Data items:
+++++
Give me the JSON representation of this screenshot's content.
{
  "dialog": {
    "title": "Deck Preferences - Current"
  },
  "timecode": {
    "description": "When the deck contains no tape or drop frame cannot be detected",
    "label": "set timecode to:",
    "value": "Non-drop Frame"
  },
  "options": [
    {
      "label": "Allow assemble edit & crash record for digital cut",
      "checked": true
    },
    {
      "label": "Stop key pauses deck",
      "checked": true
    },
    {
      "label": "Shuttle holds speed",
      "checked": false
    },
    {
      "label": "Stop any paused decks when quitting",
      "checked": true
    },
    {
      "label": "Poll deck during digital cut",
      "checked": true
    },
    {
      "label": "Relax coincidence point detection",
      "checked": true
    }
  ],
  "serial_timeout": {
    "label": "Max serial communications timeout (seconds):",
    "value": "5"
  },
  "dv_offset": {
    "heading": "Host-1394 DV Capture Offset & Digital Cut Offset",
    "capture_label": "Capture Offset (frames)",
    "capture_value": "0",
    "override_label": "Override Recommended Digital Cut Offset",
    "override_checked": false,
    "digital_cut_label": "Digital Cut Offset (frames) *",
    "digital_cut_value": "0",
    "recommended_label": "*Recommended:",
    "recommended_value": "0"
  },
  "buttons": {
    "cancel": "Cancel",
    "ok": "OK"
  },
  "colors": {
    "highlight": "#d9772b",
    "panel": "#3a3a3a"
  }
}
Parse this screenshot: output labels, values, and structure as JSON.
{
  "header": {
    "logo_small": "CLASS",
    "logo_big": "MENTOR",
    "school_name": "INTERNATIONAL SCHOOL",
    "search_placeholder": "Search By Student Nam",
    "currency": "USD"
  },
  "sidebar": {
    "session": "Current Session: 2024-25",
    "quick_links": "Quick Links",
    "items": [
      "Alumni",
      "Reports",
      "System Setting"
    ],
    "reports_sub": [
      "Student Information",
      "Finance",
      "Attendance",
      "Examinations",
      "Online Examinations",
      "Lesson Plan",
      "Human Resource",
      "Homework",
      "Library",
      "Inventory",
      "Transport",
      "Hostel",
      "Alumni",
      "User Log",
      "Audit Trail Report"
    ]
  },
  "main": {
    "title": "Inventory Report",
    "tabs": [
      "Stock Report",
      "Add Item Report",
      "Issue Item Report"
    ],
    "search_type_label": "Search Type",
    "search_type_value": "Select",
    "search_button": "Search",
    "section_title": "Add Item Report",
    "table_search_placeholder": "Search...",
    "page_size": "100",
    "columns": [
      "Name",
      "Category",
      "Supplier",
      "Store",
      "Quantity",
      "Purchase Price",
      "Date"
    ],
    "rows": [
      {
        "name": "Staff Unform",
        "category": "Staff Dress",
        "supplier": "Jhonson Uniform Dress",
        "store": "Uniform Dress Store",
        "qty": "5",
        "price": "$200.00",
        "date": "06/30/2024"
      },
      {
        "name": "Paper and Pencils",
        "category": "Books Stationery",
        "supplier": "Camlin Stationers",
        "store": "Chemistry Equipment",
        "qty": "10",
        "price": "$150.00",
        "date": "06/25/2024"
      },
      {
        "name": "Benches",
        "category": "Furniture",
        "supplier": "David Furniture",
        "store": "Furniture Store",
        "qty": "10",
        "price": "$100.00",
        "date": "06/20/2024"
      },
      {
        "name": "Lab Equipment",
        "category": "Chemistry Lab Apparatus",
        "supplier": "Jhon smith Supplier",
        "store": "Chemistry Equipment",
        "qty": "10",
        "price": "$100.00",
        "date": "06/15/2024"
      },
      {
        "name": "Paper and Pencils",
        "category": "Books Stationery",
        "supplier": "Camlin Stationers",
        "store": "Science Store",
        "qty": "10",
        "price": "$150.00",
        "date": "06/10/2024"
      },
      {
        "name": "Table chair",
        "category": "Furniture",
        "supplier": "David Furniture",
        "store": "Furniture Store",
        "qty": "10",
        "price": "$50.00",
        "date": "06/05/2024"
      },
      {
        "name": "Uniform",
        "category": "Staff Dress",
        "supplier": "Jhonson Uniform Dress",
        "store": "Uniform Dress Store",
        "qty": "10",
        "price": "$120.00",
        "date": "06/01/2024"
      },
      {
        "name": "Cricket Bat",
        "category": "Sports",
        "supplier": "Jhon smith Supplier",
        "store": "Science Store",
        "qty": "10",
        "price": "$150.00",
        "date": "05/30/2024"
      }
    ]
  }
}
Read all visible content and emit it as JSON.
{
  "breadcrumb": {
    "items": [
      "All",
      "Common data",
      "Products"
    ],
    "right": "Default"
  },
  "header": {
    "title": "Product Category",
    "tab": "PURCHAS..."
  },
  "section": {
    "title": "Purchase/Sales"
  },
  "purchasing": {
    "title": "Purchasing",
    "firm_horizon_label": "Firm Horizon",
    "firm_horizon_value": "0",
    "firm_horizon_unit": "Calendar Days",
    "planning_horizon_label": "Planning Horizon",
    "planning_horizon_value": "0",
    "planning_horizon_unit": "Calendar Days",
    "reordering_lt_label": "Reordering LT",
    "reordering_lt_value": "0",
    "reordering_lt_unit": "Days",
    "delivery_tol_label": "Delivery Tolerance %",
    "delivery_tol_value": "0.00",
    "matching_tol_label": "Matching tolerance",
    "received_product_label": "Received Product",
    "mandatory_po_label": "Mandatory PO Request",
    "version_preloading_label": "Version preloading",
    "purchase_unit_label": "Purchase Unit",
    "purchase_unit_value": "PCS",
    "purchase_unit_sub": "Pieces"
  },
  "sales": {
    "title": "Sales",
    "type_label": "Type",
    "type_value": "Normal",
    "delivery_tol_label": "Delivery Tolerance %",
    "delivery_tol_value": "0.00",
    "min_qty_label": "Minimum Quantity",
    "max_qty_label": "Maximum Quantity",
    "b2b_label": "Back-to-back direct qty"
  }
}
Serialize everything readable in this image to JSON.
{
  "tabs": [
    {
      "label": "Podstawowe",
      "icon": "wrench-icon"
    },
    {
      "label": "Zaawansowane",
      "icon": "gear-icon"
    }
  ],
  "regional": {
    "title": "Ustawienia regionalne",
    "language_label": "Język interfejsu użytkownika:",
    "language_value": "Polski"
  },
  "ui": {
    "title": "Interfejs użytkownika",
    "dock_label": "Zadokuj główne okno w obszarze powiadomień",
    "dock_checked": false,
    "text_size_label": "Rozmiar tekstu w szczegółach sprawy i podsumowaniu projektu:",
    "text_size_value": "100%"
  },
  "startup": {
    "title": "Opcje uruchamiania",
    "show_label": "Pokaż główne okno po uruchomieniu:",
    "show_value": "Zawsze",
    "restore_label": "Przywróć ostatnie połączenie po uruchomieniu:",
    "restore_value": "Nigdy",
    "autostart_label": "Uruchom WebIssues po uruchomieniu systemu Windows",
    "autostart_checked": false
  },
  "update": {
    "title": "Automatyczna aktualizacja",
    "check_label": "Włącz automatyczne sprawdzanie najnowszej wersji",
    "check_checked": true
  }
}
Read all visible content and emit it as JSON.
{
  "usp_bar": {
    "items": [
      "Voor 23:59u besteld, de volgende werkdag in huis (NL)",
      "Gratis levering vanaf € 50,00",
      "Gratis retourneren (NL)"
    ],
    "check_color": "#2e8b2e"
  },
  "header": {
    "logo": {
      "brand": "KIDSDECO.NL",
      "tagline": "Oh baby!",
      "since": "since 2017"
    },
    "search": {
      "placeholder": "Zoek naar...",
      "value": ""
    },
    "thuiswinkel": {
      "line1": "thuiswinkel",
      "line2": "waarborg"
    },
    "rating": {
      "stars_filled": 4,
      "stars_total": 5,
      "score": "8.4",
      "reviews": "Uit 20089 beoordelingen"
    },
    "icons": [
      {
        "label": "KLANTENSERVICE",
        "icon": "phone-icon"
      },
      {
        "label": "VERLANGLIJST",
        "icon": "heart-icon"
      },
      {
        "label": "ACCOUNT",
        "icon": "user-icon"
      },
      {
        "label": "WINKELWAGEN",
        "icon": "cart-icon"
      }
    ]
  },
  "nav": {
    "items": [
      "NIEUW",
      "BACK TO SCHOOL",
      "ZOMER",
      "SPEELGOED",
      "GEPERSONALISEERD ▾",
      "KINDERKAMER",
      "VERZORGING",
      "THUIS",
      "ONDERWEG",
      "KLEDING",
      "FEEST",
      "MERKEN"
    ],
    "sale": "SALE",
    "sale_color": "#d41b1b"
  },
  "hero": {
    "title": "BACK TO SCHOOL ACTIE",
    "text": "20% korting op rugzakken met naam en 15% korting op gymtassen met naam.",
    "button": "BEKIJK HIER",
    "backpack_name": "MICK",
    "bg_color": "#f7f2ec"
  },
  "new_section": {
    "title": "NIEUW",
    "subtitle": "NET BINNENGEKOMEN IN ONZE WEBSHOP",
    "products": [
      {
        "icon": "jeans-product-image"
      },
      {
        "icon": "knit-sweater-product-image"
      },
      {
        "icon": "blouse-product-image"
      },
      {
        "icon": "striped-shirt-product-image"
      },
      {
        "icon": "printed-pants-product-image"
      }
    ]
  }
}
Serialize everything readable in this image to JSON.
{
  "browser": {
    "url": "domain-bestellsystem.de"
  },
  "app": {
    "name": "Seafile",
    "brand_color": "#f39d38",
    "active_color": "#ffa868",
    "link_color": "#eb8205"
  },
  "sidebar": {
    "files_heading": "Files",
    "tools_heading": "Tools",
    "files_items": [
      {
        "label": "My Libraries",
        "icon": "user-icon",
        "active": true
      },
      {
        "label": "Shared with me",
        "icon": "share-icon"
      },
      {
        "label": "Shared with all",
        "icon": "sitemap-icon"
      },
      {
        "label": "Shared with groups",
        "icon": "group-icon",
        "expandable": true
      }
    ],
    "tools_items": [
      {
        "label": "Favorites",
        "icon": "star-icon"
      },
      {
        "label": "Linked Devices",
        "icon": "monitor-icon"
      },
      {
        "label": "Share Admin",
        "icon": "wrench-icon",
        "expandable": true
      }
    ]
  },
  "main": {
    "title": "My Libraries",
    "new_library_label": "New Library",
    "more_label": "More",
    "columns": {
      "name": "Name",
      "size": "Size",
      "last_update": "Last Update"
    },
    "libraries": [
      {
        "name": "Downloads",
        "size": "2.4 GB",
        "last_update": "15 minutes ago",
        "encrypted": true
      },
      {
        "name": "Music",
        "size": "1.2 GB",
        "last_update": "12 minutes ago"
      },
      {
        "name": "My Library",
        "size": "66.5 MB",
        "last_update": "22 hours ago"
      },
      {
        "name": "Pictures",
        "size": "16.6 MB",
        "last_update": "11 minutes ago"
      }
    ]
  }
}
+++++
Problem statement: How many of the lines above include the word "użytkownika"? Respond with the number alone.

Problem solution: 2